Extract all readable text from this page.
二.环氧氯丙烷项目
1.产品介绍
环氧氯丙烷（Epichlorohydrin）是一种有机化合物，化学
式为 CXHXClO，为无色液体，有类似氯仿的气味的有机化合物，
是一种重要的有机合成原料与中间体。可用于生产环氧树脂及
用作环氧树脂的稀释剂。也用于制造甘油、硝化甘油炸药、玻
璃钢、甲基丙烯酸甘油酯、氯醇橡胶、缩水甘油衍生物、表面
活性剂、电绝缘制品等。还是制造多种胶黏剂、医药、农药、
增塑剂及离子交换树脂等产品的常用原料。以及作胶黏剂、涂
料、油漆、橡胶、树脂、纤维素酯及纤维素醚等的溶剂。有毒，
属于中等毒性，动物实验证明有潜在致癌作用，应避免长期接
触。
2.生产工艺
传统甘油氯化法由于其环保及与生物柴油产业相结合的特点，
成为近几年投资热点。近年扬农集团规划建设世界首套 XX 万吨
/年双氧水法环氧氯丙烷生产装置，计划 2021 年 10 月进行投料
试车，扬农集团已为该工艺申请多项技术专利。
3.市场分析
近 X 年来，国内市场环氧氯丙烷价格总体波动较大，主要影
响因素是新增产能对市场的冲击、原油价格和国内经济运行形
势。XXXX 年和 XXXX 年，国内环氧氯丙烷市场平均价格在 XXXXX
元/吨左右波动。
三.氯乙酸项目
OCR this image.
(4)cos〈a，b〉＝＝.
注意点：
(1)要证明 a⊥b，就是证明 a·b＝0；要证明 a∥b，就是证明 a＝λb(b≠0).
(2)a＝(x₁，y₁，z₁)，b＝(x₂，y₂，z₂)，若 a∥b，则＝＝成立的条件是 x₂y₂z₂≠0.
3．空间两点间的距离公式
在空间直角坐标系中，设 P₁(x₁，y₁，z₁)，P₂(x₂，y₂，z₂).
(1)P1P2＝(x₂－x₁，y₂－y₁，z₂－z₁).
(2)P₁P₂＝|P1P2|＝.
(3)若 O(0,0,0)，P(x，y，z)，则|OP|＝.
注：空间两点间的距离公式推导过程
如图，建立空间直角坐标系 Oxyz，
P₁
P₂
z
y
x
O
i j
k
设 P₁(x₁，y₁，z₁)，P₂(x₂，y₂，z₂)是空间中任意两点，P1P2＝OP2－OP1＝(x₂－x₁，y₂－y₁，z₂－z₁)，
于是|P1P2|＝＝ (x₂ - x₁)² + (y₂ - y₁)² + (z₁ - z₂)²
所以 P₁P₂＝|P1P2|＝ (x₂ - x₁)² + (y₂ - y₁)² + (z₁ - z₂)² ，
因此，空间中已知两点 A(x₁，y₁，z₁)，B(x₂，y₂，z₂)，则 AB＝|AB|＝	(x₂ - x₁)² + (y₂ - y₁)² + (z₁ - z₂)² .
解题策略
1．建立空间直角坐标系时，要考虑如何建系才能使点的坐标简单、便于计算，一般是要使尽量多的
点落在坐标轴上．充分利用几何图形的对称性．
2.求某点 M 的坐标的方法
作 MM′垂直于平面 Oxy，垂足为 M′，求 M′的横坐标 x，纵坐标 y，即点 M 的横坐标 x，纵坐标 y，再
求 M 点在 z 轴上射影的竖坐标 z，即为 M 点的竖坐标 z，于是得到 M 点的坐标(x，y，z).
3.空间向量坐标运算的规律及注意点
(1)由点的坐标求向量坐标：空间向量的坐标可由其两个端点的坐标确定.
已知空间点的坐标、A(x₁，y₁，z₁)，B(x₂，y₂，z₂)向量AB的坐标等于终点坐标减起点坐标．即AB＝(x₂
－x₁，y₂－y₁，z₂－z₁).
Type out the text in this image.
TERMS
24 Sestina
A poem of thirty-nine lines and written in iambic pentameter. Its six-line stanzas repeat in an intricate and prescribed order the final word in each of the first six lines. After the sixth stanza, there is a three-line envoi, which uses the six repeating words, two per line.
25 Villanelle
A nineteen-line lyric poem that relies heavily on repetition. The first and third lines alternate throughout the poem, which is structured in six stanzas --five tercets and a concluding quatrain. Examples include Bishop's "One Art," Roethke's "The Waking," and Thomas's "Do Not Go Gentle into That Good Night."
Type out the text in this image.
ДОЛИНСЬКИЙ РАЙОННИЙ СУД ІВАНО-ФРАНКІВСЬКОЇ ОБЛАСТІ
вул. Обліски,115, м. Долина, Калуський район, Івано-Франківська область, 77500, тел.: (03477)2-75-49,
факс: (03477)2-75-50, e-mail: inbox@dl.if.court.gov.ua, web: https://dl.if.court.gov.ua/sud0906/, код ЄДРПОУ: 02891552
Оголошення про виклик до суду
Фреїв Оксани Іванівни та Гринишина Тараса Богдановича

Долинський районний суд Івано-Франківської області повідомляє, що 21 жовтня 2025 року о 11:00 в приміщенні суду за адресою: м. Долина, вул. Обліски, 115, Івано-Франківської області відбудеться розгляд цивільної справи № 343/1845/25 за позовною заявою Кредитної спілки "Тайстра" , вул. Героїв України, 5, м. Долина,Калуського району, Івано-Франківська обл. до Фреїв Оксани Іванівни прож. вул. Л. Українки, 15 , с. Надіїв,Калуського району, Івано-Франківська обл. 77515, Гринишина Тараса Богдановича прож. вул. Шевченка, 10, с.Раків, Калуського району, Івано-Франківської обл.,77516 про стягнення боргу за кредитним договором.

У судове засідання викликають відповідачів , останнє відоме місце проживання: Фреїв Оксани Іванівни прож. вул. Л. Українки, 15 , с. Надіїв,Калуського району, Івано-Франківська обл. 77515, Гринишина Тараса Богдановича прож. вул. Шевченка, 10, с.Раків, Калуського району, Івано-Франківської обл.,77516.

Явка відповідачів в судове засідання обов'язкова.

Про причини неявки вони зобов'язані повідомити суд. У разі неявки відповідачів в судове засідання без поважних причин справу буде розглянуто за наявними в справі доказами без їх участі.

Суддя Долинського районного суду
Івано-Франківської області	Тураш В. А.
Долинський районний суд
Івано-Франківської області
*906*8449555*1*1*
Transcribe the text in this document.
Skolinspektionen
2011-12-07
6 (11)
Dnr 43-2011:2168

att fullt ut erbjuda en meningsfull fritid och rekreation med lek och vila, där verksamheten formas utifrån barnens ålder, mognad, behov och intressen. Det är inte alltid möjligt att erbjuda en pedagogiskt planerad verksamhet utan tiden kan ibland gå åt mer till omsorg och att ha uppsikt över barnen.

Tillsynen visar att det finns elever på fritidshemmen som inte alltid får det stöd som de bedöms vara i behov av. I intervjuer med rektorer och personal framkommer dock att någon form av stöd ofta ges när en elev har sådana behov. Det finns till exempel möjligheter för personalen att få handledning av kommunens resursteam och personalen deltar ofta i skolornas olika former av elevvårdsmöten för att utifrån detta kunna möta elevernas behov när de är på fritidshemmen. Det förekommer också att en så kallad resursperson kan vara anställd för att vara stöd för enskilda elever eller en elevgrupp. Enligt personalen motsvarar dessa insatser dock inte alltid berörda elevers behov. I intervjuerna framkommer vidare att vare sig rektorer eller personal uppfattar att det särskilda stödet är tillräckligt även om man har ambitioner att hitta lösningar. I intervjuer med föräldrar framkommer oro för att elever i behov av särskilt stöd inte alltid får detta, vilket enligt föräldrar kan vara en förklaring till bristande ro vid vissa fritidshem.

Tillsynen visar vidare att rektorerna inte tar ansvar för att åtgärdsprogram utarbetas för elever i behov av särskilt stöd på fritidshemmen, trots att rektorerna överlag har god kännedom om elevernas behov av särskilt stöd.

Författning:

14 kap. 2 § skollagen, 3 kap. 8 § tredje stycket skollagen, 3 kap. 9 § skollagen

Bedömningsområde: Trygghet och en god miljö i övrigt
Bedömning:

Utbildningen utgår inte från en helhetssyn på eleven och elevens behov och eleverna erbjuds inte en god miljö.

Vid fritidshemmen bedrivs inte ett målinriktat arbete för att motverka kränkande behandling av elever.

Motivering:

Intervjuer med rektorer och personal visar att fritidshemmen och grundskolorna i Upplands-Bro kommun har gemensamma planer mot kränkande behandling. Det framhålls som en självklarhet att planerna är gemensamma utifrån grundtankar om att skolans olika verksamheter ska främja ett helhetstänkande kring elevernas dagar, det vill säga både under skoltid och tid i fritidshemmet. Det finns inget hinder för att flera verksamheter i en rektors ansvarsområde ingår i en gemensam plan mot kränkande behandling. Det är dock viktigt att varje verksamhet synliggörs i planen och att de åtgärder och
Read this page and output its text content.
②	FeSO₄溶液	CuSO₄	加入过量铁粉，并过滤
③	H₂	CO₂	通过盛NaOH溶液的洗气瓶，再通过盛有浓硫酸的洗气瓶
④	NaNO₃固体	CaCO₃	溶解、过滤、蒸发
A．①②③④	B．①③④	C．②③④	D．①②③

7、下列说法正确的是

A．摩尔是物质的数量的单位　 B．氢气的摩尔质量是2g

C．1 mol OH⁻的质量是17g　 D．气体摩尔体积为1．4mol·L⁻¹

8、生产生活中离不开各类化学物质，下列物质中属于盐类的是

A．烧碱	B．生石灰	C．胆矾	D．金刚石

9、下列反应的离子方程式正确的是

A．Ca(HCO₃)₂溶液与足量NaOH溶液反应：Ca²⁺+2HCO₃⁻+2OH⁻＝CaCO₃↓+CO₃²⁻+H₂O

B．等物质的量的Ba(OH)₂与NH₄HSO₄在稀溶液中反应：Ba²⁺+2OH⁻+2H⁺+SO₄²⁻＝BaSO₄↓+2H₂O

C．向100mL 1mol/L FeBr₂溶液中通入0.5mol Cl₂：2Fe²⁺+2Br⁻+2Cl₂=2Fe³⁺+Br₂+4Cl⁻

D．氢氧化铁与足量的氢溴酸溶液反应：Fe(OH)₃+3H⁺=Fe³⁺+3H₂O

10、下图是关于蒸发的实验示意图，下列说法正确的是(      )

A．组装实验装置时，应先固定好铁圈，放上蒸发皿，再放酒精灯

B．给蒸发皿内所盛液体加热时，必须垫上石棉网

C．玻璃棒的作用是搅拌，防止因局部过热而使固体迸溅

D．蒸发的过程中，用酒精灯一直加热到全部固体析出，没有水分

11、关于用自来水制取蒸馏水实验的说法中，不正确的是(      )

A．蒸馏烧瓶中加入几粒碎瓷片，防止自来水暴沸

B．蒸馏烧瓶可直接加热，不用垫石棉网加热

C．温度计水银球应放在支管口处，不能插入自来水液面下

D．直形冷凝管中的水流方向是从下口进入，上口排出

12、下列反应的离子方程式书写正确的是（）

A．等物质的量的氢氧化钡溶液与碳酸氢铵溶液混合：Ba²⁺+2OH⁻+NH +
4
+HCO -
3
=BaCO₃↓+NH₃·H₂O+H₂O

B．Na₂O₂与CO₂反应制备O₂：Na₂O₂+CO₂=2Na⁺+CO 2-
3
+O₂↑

:::

EXERCISE PROMPT:
Gather each line from the entries above that includes the word "засідання".

FINISHED ANSWER:
У судове засідання викликають відповідачів , останнє відоме місце проживання: Фреїв Оксани Іванівни прож. вул. Л. Українки, 15 , с. Надіїв,Калуського району, Івано-Франківська обл. 77515, Гринишина Тараса Богдановича прож. вул. Шевченка, 10, с.Раків, Калуського району, Івано-Франківської обл.,77516.
Явка відповідачів в судове засідання обов'язкова.
Про причини неявки вони зобов'язані повідомити суд. У разі неявки відповідачів в судове засідання без поважних причин справу буде розглянуто за наявними в справі доказами без їх участі.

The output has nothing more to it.